• _Dataset records_

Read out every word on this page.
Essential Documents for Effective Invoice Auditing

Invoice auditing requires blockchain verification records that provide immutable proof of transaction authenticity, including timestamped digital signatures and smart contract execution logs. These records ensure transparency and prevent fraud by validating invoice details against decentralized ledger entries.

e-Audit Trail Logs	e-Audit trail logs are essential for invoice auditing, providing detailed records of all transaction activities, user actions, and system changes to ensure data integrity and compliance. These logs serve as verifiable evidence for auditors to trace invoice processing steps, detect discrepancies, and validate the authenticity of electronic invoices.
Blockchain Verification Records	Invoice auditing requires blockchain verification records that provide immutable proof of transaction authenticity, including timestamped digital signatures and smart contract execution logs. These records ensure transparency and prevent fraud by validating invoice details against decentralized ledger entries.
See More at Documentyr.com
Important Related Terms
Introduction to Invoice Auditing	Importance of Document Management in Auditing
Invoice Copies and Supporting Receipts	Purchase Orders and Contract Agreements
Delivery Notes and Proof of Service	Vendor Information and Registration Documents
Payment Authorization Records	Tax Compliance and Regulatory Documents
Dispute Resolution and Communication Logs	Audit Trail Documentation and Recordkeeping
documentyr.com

• _Problem to work on_
Copy all data exactly, start to finish.

• _Final result_
Read out every word on this page.
Essential Documents for Effective Invoice Auditing

Invoice auditing requires blockchain verification records that provide immutable proof of transaction authenticity, including timestamped digital signatures and smart contract execution logs. These records ensure transparency and prevent fraud by validating invoice details against decentralized ledger entries.

e-Audit Trail Logs	e-Audit trail logs are essential for invoice auditing, providing detailed records of all transaction activities, user actions, and system changes to ensure data integrity and compliance. These logs serve as verifiable evidence for auditors to trace invoice processing steps, detect discrepancies, and validate the authenticity of electronic invoices.
Blockchain Verification Records	Invoice auditing requires blockchain verification records that provide immutable proof of transaction authenticity, including timestamped digital signatures and smart contract execution logs. These records ensure transparency and prevent fraud by validating invoice details against decentralized ledger entries.
See More at Documentyr.com
Important Related Terms
Introduction to Invoice Auditing	Importance of Document Management in Auditing
Invoice Copies and Supporting Receipts	Purchase Orders and Contract Agreements
Delivery Notes and Proof of Service	Vendor Information and Registration Documents
Payment Authorization Records	Tax Compliance and Regulatory Documents
Dispute Resolution and Communication Logs	Audit Trail Documentation and Recordkeeping
documentyr.com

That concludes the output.